AIM: Pick out each line of the records that includes the string "color", and copy it.

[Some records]
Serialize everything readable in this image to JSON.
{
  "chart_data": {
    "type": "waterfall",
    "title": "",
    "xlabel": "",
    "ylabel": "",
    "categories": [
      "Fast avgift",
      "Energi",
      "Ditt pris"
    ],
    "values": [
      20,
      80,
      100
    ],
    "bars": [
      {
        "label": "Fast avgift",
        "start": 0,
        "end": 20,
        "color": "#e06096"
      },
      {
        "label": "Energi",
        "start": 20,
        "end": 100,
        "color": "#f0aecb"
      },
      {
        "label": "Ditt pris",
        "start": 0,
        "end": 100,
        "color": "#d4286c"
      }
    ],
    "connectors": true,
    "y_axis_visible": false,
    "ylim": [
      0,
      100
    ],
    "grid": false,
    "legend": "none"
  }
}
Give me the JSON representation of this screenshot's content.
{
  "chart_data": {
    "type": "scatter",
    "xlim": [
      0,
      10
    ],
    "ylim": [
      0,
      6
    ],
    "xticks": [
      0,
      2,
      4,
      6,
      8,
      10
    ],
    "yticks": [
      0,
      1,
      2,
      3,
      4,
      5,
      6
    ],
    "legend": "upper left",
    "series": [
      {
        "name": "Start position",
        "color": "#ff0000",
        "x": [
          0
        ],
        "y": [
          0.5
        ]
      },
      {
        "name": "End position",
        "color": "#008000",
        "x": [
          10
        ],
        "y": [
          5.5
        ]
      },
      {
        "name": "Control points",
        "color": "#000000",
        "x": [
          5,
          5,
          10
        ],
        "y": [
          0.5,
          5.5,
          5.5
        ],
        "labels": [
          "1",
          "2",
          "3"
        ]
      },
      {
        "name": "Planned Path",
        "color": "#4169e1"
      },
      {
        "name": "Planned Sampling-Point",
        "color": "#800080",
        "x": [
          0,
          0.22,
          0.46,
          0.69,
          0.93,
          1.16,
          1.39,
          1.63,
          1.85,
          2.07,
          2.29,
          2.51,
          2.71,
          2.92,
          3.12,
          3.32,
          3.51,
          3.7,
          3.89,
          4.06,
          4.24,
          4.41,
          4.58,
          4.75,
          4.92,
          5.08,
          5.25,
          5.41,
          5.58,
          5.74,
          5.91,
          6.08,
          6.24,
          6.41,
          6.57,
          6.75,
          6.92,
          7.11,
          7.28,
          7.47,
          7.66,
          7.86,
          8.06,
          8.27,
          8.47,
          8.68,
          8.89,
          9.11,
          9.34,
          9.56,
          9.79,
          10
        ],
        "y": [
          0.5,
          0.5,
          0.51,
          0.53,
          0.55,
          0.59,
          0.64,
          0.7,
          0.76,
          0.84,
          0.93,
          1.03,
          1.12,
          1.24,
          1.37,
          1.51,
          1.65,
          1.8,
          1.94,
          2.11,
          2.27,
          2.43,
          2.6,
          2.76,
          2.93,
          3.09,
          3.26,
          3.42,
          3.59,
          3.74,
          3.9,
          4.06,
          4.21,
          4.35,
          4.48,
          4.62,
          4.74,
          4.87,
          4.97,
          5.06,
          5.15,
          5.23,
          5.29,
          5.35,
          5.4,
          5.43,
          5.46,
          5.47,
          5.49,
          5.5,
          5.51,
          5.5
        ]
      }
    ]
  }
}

ANSWER TO THIS EXERCISE:
        "color": "#e06096"
        "color": "#f0aecb"
        "color": "#d4286c"
        "color": "#ff0000",
        "color": "#008000",
        "color": "#000000",
        "color": "#4169e1"
        "color": "#800080",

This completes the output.